[Data listing]
——————

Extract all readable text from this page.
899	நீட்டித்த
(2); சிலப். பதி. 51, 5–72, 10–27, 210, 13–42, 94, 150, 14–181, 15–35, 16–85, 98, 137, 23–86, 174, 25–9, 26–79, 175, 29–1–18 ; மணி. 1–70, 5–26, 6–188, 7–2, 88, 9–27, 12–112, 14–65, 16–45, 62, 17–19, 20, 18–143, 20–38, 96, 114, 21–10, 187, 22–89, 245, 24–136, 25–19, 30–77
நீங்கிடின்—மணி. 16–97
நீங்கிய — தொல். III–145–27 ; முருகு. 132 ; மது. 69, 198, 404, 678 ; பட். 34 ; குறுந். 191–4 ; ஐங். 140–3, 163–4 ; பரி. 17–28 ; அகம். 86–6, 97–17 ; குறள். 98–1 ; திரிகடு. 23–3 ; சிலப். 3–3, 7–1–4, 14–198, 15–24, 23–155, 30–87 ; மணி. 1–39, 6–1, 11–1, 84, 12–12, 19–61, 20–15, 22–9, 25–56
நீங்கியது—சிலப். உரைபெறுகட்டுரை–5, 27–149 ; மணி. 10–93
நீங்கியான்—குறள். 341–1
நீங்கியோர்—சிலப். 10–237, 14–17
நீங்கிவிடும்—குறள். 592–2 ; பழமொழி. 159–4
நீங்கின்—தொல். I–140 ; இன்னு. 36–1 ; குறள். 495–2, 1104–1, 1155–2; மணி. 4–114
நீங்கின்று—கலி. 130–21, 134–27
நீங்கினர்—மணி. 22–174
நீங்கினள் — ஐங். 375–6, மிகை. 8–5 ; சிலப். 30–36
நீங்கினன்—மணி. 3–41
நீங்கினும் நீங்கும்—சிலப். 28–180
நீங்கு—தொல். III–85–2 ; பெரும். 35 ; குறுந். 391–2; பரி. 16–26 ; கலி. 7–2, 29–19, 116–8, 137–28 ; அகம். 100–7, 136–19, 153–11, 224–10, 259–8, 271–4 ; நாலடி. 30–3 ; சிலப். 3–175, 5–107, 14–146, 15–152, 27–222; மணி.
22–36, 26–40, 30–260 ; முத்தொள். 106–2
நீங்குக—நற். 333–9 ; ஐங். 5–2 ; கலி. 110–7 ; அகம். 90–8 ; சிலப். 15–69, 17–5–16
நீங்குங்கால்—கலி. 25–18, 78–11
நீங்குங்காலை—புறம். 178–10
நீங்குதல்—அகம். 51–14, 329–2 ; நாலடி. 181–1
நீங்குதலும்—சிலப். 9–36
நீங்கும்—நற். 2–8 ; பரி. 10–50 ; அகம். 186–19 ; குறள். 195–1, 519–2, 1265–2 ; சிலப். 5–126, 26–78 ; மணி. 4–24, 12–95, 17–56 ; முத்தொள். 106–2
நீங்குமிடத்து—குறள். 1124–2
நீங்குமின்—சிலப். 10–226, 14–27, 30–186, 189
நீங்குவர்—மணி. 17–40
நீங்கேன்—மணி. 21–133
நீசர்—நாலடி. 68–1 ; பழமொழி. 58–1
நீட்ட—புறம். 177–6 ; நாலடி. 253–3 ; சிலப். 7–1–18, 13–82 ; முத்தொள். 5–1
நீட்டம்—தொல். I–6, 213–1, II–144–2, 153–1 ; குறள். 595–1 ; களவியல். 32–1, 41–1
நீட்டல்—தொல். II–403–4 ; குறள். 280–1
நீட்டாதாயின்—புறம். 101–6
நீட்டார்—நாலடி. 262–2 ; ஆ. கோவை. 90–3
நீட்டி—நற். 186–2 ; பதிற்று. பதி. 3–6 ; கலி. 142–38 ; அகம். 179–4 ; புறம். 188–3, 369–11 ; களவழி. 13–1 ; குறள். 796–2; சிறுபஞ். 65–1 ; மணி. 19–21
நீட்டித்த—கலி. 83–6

——————

Set down all of the entries exactly, please.

Extract all readable text from this page.
899	நீட்டித்த
(2); சிலப். பதி. 51, 5–72, 10–27, 210, 13–42, 94, 150, 14–181, 15–35, 16–85, 98, 137, 23–86, 174, 25–9, 26–79, 175, 29–1–18 ; மணி. 1–70, 5–26, 6–188, 7–2, 88, 9–27, 12–112, 14–65, 16–45, 62, 17–19, 20, 18–143, 20–38, 96, 114, 21–10, 187, 22–89, 245, 24–136, 25–19, 30–77
நீங்கிடின்—மணி. 16–97
நீங்கிய — தொல். III–145–27 ; முருகு. 132 ; மது. 69, 198, 404, 678 ; பட். 34 ; குறுந். 191–4 ; ஐங். 140–3, 163–4 ; பரி. 17–28 ; அகம். 86–6, 97–17 ; குறள். 98–1 ; திரிகடு. 23–3 ; சிலப். 3–3, 7–1–4, 14–198, 15–24, 23–155, 30–87 ; மணி. 1–39, 6–1, 11–1, 84, 12–12, 19–61, 20–15, 22–9, 25–56
நீங்கியது—சிலப். உரைபெறுகட்டுரை–5, 27–149 ; மணி. 10–93
நீங்கியான்—குறள். 341–1
நீங்கியோர்—சிலப். 10–237, 14–17
நீங்கிவிடும்—குறள். 592–2 ; பழமொழி. 159–4
நீங்கின்—தொல். I–140 ; இன்னு. 36–1 ; குறள். 495–2, 1104–1, 1155–2; மணி. 4–114
நீங்கின்று—கலி. 130–21, 134–27
நீங்கினர்—மணி. 22–174
நீங்கினள் — ஐங். 375–6, மிகை. 8–5 ; சிலப். 30–36
நீங்கினன்—மணி. 3–41
நீங்கினும் நீங்கும்—சிலப். 28–180
நீங்கு—தொல். III–85–2 ; பெரும். 35 ; குறுந். 391–2; பரி. 16–26 ; கலி. 7–2, 29–19, 116–8, 137–28 ; அகம். 100–7, 136–19, 153–11, 224–10, 259–8, 271–4 ; நாலடி. 30–3 ; சிலப். 3–175, 5–107, 14–146, 15–152, 27–222; மணி.
22–36, 26–40, 30–260 ; முத்தொள். 106–2
நீங்குக—நற். 333–9 ; ஐங். 5–2 ; கலி. 110–7 ; அகம். 90–8 ; சிலப். 15–69, 17–5–16
நீங்குங்கால்—கலி. 25–18, 78–11
நீங்குங்காலை—புறம். 178–10
நீங்குதல்—அகம். 51–14, 329–2 ; நாலடி. 181–1
நீங்குதலும்—சிலப். 9–36
நீங்கும்—நற். 2–8 ; பரி. 10–50 ; அகம். 186–19 ; குறள். 195–1, 519–2, 1265–2 ; சிலப். 5–126, 26–78 ; மணி. 4–24, 12–95, 17–56 ; முத்தொள். 106–2
நீங்குமிடத்து—குறள். 1124–2
நீங்குமின்—சிலப். 10–226, 14–27, 30–186, 189
நீங்குவர்—மணி. 17–40
நீங்கேன்—மணி. 21–133
நீசர்—நாலடி. 68–1 ; பழமொழி. 58–1
நீட்ட—புறம். 177–6 ; நாலடி. 253–3 ; சிலப். 7–1–18, 13–82 ; முத்தொள். 5–1
நீட்டம்—தொல். I–6, 213–1, II–144–2, 153–1 ; குறள். 595–1 ; களவியல். 32–1, 41–1
நீட்டல்—தொல். II–403–4 ; குறள். 280–1
நீட்டாதாயின்—புறம். 101–6
நீட்டார்—நாலடி. 262–2 ; ஆ. கோவை. 90–3
நீட்டி—நற். 186–2 ; பதிற்று. பதி. 3–6 ; கலி. 142–38 ; அகம். 179–4 ; புறம். 188–3, 369–11 ; களவழி. 13–1 ; குறள். 796–2; சிறுபஞ். 65–1 ; மணி. 19–21
நீட்டித்த—கலி. 83–6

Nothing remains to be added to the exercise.